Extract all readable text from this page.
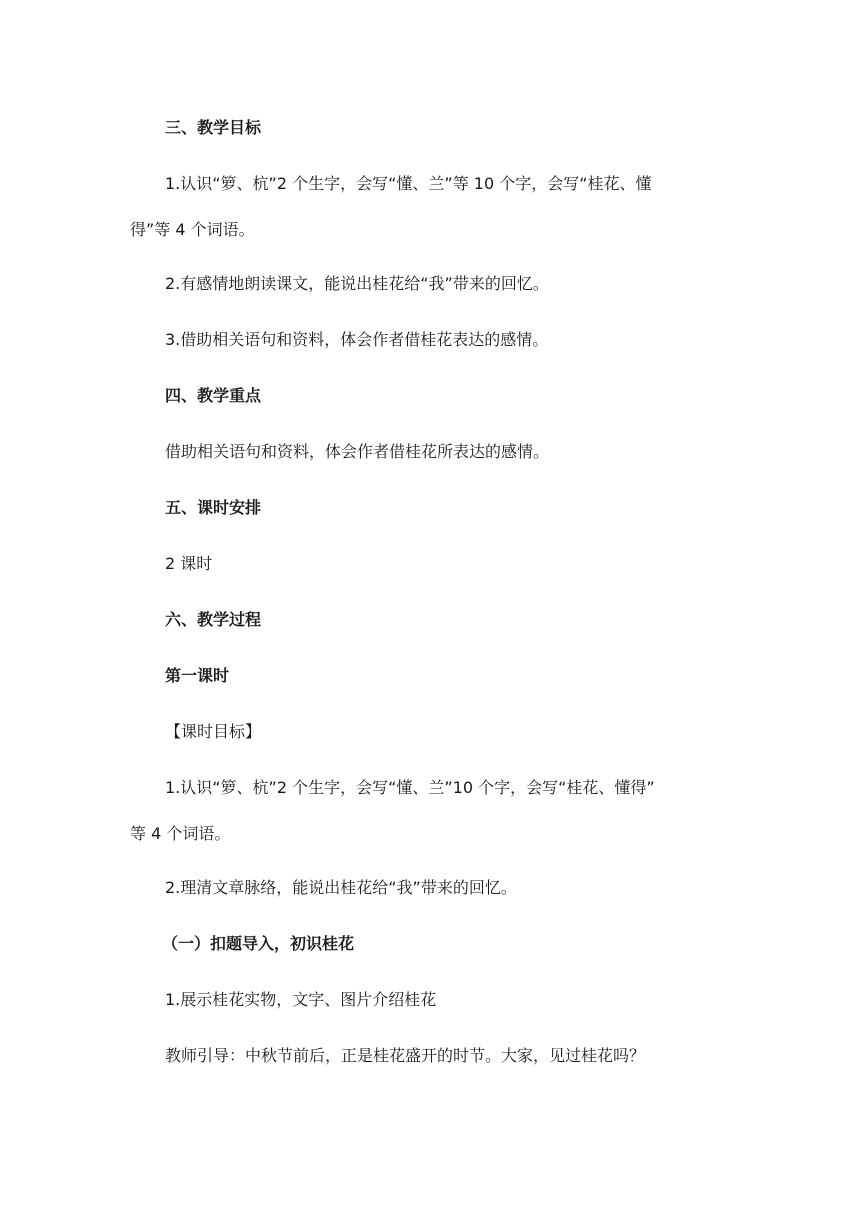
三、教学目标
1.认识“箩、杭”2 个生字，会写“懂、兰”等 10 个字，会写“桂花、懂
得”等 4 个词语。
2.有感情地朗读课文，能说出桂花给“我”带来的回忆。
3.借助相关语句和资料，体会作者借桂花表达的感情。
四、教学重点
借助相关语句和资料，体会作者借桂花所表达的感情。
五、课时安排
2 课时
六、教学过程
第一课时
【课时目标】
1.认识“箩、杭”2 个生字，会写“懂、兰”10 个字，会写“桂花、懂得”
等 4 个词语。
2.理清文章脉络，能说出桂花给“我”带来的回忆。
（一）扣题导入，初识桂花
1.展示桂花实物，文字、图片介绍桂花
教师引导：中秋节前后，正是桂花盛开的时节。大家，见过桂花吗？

--- --- ---

Pull every line containing the word "带来的回忆" out of the material and copy it.

2.有感情地朗读课文，能说出桂花给“我”带来的回忆。
2.理清文章脉络，能说出桂花给“我”带来的回忆。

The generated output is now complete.